[CONSIGNES DE L'EXERCICE]
(1) Répondez à ces questions d'après le texte sur le crash :
(a) Quels officiels se sont rendus sur le site du crash ?
(b) Par l'intermédiaire de quel pays la réception des restes humains a-t-elle été diffusée ?
(c) Sur quelle plateforme les habitants et les résistants ont-ils été caricaturés comme des criminels hostiles ?
(2) Écrivez la suite du texte sur le crash, en partant de sa dernière phrase.

[DOCUMENT SOURCE]
....................

Les nouvelles télévisées que j'ai vues dans les jours qui ont immédiatement suivi avaient invité, parmi d'autres commentateurs anti-russes, des Américains têtes de file, liés aux néocons, pour donner des explications à une audience perplexe et bouleversée. Un spécialiste hollandais des affaires Étrangères expliquait que ni le premier ministre, ni son délégué, ne pouvaient aller sur le site du crash (comme l'ont fait des officiels malaisiens) pour récupérer les restes des citoyens hollandais, car cela reviendrait à une reconnaissance implicite du statut diplomatique des séparatistes. Lorsque l'Union européenne, en bloc, reconnaît un régime issu d'un coup d'État fomenté par les Américains, vous êtes diplomatiquement scotché par ça.

Les habitants et les résistants sur le site du crash ont été caricaturés, sur YouTube, comme des criminels hostiles, ce qui, pour beaucoup de monde confirmait leur culpabilité. Cela a changé lorsque, dans des reportages ultérieurs, des journalistes ont montré des images de villageois choqués et profondément concernés, mais la contradiction n'était pas analysée, et les précédents préjugés d'infamie n'ont pas laissé place à une quelconque analyse objective des raisons pour lesquelles ces gens se battaient, après tout. Des tweets et vidéos YouTube contenant des nouvelles tendancieuses ont constitué la base de l'indignation des officiels hollandais au sujet des ukrainiens de l'est, et une opinion générale s'est formée que quelque chose devait être vrai, qui était, encore dans l'opinion générale, matérialisé par une réception solennelle des restes humains télévisée sur une grande chaîne nationale (diffusée par l'intermédiaire de la Malaisie) au cours d'une cérémonie digne, sobre et martiale.

....................

Lignes des boîtes d'éléments

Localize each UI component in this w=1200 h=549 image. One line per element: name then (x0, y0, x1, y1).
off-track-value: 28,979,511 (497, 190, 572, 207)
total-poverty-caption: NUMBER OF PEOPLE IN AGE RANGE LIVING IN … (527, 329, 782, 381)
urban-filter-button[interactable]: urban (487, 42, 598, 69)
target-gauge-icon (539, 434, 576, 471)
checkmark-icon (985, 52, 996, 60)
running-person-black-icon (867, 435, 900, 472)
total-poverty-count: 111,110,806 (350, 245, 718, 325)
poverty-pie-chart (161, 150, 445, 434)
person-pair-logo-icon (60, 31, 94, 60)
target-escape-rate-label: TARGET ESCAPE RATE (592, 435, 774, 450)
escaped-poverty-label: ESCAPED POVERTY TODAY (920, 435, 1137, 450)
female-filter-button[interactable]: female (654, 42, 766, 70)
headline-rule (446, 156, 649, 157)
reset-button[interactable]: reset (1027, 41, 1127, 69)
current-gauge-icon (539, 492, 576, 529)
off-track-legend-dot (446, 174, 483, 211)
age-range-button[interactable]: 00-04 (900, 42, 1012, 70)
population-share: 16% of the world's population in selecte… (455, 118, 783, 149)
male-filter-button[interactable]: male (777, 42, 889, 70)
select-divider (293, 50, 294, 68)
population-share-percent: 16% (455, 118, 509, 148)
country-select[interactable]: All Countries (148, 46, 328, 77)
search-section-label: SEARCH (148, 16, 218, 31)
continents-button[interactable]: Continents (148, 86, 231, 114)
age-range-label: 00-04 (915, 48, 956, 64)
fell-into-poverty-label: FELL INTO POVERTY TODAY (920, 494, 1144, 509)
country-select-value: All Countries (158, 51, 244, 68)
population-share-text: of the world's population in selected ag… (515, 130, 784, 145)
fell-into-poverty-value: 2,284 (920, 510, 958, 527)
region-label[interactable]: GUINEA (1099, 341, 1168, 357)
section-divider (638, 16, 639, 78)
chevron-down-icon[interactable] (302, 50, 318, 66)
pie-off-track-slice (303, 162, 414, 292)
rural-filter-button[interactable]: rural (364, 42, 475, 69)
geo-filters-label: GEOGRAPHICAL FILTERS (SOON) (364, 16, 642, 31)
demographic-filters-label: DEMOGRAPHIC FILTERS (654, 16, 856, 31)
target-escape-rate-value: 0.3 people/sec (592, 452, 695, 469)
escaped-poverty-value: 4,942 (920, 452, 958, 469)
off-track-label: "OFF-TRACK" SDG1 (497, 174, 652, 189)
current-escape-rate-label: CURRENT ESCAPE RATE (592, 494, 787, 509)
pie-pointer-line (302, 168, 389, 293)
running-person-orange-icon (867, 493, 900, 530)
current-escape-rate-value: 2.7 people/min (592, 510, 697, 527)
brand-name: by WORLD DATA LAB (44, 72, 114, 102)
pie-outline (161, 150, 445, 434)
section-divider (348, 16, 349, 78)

....................

[RÉSULTATS DANS L'ORDRE]
(1)
(a) Des officiels malaisiens.
(b) La Malaisie.
(c) YouTube.

(2)
Rien de ce que j'ai vu ou lu ne laissait même entendre que la crise ukrainienne, qui a mené au coup d'État et à la guerre civile, était fabriquée par les néoconservateurs et quelques R2P (« Responsabilité de protéger ») fanatiques du Département d'État et de la Maison Blanche, auxquels Obama avait apparemment donné carte blanche. Les médias hollandais n'ont pas été concernés, semble-t-il, par le fait que la catastrophe ait été immédiatement exploitée par le cirque politique dans l'intérêt de la Maison Blanche et du Département d'État. La possibilité que Poutine ait eu raison en disant que la catastrophe ne serait pas arrivée si l'on avait écouté ses appel insistants à un cessez-le-feu, n'était même pas mentionnée.

En fait, Kiev a rompu le cessez-le-feu, le 10 juin, dans sa guerre civile contre les russophones en Ukraine de l'Est qui ne voulaient pas être gouvernés par une bande de voyous, descendants d'ukrainiens nazis, et par des oligarques flirtant avec le FMI et l'Union européenne. Les supposés rebelles ont réagi aux débuts des opérations de nettoyage ethnique (bombardements de terreur systématiques et atrocités, au moins 30 ukrainiens brûlés vifs) commises par les forces de Kiev, dont rien, ou si peu, n'a filtré dans les reportages en Europe.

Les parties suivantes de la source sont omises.